▶ [Aim of the exercise]:
Repeat each line of the material exactly.

---------- Materials provided

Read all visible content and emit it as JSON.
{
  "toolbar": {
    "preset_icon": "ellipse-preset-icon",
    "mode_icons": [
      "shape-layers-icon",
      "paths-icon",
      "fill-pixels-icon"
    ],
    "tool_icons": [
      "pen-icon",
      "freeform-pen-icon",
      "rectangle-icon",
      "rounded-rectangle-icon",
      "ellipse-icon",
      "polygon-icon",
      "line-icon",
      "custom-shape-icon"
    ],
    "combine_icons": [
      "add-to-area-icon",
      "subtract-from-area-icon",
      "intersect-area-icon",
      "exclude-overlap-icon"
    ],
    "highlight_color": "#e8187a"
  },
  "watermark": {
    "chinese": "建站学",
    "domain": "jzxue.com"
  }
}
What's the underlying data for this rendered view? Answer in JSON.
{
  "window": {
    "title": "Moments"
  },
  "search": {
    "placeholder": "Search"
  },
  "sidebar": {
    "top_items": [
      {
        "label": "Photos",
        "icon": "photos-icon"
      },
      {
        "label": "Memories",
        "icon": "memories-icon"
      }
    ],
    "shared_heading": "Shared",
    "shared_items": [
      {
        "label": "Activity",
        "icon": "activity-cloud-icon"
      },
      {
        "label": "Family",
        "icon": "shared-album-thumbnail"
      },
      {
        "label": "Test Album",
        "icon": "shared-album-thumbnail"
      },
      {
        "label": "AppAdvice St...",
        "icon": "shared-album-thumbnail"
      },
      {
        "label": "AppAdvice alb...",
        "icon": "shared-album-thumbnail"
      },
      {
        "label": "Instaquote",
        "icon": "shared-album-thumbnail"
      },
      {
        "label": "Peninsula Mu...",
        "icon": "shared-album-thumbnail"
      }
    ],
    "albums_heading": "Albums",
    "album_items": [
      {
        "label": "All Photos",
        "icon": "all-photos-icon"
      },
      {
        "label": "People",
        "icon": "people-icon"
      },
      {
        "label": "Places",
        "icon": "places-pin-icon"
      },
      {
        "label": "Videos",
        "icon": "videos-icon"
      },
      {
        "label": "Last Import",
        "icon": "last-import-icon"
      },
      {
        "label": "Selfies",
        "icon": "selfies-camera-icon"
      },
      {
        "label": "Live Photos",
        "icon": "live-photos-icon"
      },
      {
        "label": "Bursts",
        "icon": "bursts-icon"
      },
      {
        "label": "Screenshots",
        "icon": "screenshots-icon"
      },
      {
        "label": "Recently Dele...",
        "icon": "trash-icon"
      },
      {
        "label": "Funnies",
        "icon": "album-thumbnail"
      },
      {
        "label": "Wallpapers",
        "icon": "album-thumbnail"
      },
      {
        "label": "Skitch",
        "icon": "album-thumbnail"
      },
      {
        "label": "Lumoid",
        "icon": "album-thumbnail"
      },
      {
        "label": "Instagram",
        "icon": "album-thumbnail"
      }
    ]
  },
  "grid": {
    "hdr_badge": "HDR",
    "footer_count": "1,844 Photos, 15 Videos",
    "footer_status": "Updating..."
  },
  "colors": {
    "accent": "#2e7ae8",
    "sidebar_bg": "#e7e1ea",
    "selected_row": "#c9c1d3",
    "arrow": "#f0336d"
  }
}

--------------------

▶ [Complete output]:
Read all visible content and emit it as JSON.
{
  "toolbar": {
    "preset_icon": "ellipse-preset-icon",
    "mode_icons": [
      "shape-layers-icon",
      "paths-icon",
      "fill-pixels-icon"
    ],
    "tool_icons": [
      "pen-icon",
      "freeform-pen-icon",
      "rectangle-icon",
      "rounded-rectangle-icon",
      "ellipse-icon",
      "polygon-icon",
      "line-icon",
      "custom-shape-icon"
    ],
    "combine_icons": [
      "add-to-area-icon",
      "subtract-from-area-icon",
      "intersect-area-icon",
      "exclude-overlap-icon"
    ],
    "highlight_color": "#e8187a"
  },
  "watermark": {
    "chinese": "建站学",
    "domain": "jzxue.com"
  }
}
What's the underlying data for this rendered view? Answer in JSON.
{
  "window": {
    "title": "Moments"
  },
  "search": {
    "placeholder": "Search"
  },
  "sidebar": {
    "top_items": [
      {
        "label": "Photos",
        "icon": "photos-icon"
      },
      {
        "label": "Memories",
        "icon": "memories-icon"
      }
    ],
    "shared_heading": "Shared",
    "shared_items": [
      {
        "label": "Activity",
        "icon": "activity-cloud-icon"
      },
      {
        "label": "Family",
        "icon": "shared-album-thumbnail"
      },
      {
        "label": "Test Album",
        "icon": "shared-album-thumbnail"
      },
      {
        "label": "AppAdvice St...",
        "icon": "shared-album-thumbnail"
      },
      {
        "label": "AppAdvice alb...",
        "icon": "shared-album-thumbnail"
      },
      {
        "label": "Instaquote",
        "icon": "shared-album-thumbnail"
      },
      {
        "label": "Peninsula Mu...",
        "icon": "shared-album-thumbnail"
      }
    ],
    "albums_heading": "Albums",
    "album_items": [
      {
        "label": "All Photos",
        "icon": "all-photos-icon"
      },
      {
        "label": "People",
        "icon": "people-icon"
      },
      {
        "label": "Places",
        "icon": "places-pin-icon"
      },
      {
        "label": "Videos",
        "icon": "videos-icon"
      },
      {
        "label": "Last Import",
        "icon": "last-import-icon"
      },
      {
        "label": "Selfies",
        "icon": "selfies-camera-icon"
      },
      {
        "label": "Live Photos",
        "icon": "live-photos-icon"
      },
      {
        "label": "Bursts",
        "icon": "bursts-icon"
      },
      {
        "label": "Screenshots",
        "icon": "screenshots-icon"
      },
      {
        "label": "Recently Dele...",
        "icon": "trash-icon"
      },
      {
        "label": "Funnies",
        "icon": "album-thumbnail"
      },
      {
        "label": "Wallpapers",
        "icon": "album-thumbnail"
      },
      {
        "label": "Skitch",
        "icon": "album-thumbnail"
      },
      {
        "label": "Lumoid",
        "icon": "album-thumbnail"
      },
      {
        "label": "Instagram",
        "icon": "album-thumbnail"
      }
    ]
  },
  "grid": {
    "hdr_badge": "HDR",
    "footer_count": "1,844 Photos, 15 Videos",
    "footer_status": "Updating..."
  },
  "colors": {
    "accent": "#2e7ae8",
    "sidebar_bg": "#e7e1ea",
    "selected_row": "#c9c1d3",
    "arrow": "#f0336d"
  }
}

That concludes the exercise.